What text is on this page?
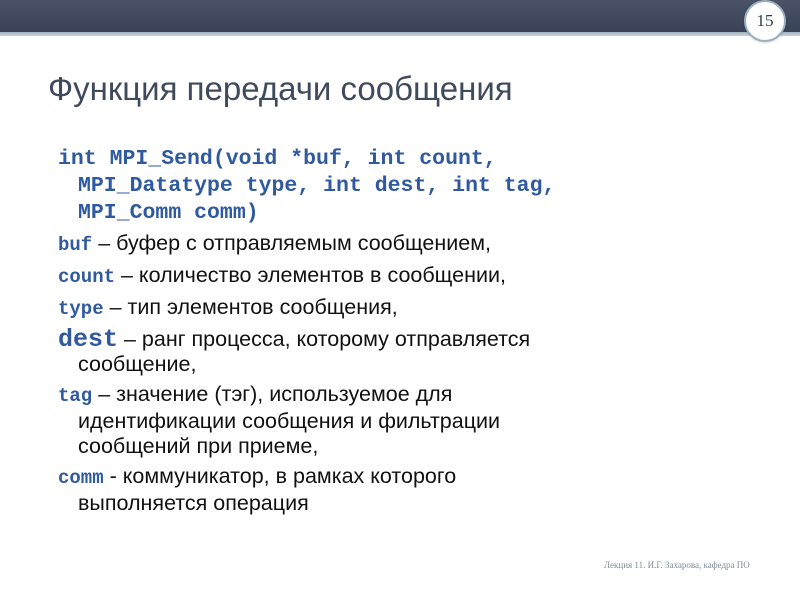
15
Функция передачи сообщения
int MPI_Send(void *buf, int count,
MPI_Datatype type, int dest, int tag,
MPI_Comm comm)
buf – буфер с отправляемым сообщением,
count – количество элементов в сообщении,
type – тип элементов сообщения,
dest – ранг процесса, которому отправляется
сообщение,
tag – значение (тэг), используемое для
идентификации сообщения и фильтрации
сообщений при приеме,
comm - коммуникатор, в рамках которого
выполняется операция
Лекция 11. И.Г. Захарова, кафедра ПО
= = =
| STATED GOAL |
Write the records above out again exactly, with no pictures in your copy.

| SOLUTION |
What text is on this page?
15
Функция передачи сообщения
int MPI_Send(void *buf, int count,
MPI_Datatype type, int dest, int tag,
MPI_Comm comm)
buf – буфер с отправляемым сообщением,
count – количество элементов в сообщении,
type – тип элементов сообщения,
dest – ранг процесса, которому отправляется
сообщение,
tag – значение (тэг), используемое для
идентификации сообщения и фильтрации
сообщений при приеме,
comm - коммуникатор, в рамках которого
выполняется операция
Лекция 11. И.Г. Захарова, кафедра ПО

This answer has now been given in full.